'''

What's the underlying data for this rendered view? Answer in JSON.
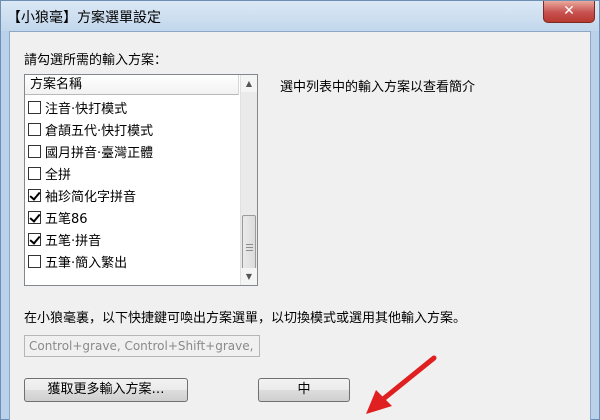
{
  "window": {
    "title": "【小狼毫】方案選單設定",
    "close_label": "✕"
  },
  "prompt": "請勾選所需的輸入方案：",
  "description": "選中列表中的輸入方案以查看簡介",
  "list": {
    "header": "方案名稱",
    "items": [
      {
        "label": "注音·快打模式",
        "checked": false
      },
      {
        "label": "倉頡五代·快打模式",
        "checked": false
      },
      {
        "label": "國月拼音·臺灣正體",
        "checked": false
      },
      {
        "label": "全拼",
        "checked": false
      },
      {
        "label": "袖珍简化字拼音",
        "checked": true
      },
      {
        "label": "五笔86",
        "checked": true
      },
      {
        "label": "五笔·拼音",
        "checked": true
      },
      {
        "label": "五筆·簡入繁出",
        "checked": false
      }
    ]
  },
  "hint": "在小狼毫裏，以下快捷鍵可喚出方案選單，以切換模式或選用其他輸入方案。",
  "hotkeys_value": "Control+grave, Control+Shift+grave,",
  "buttons": {
    "more_label": "獲取更多輸入方案…",
    "ok_label": "中"
  },
  "colors": {
    "arrow": "#e02020"
  }
}
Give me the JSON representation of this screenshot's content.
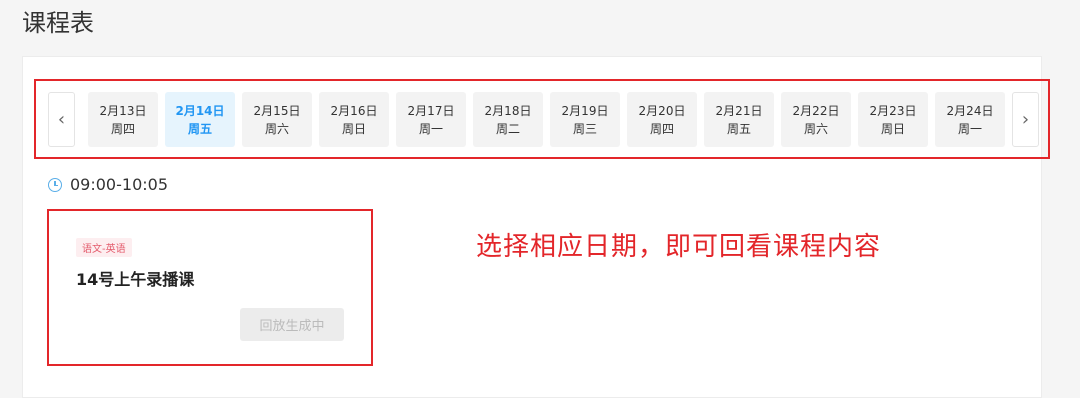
{
  "page_title": "课程表",
  "nav": {
    "prev_icon": "chevron-left-icon",
    "next_icon": "chevron-right-icon"
  },
  "dates": [
    {
      "date": "2月13日",
      "weekday": "周四",
      "active": false
    },
    {
      "date": "2月14日",
      "weekday": "周五",
      "active": true
    },
    {
      "date": "2月15日",
      "weekday": "周六",
      "active": false
    },
    {
      "date": "2月16日",
      "weekday": "周日",
      "active": false
    },
    {
      "date": "2月17日",
      "weekday": "周一",
      "active": false
    },
    {
      "date": "2月18日",
      "weekday": "周二",
      "active": false
    },
    {
      "date": "2月19日",
      "weekday": "周三",
      "active": false
    },
    {
      "date": "2月20日",
      "weekday": "周四",
      "active": false
    },
    {
      "date": "2月21日",
      "weekday": "周五",
      "active": false
    },
    {
      "date": "2月22日",
      "weekday": "周六",
      "active": false
    },
    {
      "date": "2月23日",
      "weekday": "周日",
      "active": false
    },
    {
      "date": "2月24日",
      "weekday": "周一",
      "active": false
    }
  ],
  "schedule": {
    "time": "09:00-10:05",
    "course": {
      "tag": "语文-英语",
      "title": "14号上午录播课",
      "replay_button": "回放生成中"
    }
  },
  "annotation": "选择相应日期，即可回看课程内容",
  "colors": {
    "accent": "#2196f3",
    "highlight": "#e3262a"
  }
}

'''

All of the lines above should be printed exactly, minus the pictures.

What's the underlying data for this rendered view? Answer in JSON.
{
  "window": {
    "title": "【小狼毫】方案選單設定",
    "close_label": "✕"
  },
  "prompt": "請勾選所需的輸入方案：",
  "description": "選中列表中的輸入方案以查看簡介",
  "list": {
    "header": "方案名稱",
    "items": [
      {
        "label": "注音·快打模式",
        "checked": false
      },
      {
        "label": "倉頡五代·快打模式",
        "checked": false
      },
      {
        "label": "國月拼音·臺灣正體",
        "checked": false
      },
      {
        "label": "全拼",
        "checked": false
      },
      {
        "label": "袖珍简化字拼音",
        "checked": true
      },
      {
        "label": "五笔86",
        "checked": true
      },
      {
        "label": "五笔·拼音",
        "checked": true
      },
      {
        "label": "五筆·簡入繁出",
        "checked": false
      }
    ]
  },
  "hint": "在小狼毫裏，以下快捷鍵可喚出方案選單，以切換模式或選用其他輸入方案。",
  "hotkeys_value": "Control+grave, Control+Shift+grave,",
  "buttons": {
    "more_label": "獲取更多輸入方案…",
    "ok_label": "中"
  },
  "colors": {
    "arrow": "#e02020"
  }
}
Give me the JSON representation of this screenshot's content.
{
  "page_title": "课程表",
  "nav": {
    "prev_icon": "chevron-left-icon",
    "next_icon": "chevron-right-icon"
  },
  "dates": [
    {
      "date": "2月13日",
      "weekday": "周四",
      "active": false
    },
    {
      "date": "2月14日",
      "weekday": "周五",
      "active": true
    },
    {
      "date": "2月15日",
      "weekday": "周六",
      "active": false
    },
    {
      "date": "2月16日",
      "weekday": "周日",
      "active": false
    },
    {
      "date": "2月17日",
      "weekday": "周一",
      "active": false
    },
    {
      "date": "2月18日",
      "weekday": "周二",
      "active": false
    },
    {
      "date": "2月19日",
      "weekday": "周三",
      "active": false
    },
    {
      "date": "2月20日",
      "weekday": "周四",
      "active": false
    },
    {
      "date": "2月21日",
      "weekday": "周五",
      "active": false
    },
    {
      "date": "2月22日",
      "weekday": "周六",
      "active": false
    },
    {
      "date": "2月23日",
      "weekday": "周日",
      "active": false
    },
    {
      "date": "2月24日",
      "weekday": "周一",
      "active": false
    }
  ],
  "schedule": {
    "time": "09:00-10:05",
    "course": {
      "tag": "语文-英语",
      "title": "14号上午录播课",
      "replay_button": "回放生成中"
    }
  },
  "annotation": "选择相应日期，即可回看课程内容",
  "colors": {
    "accent": "#2196f3",
    "highlight": "#e3262a"
  }
}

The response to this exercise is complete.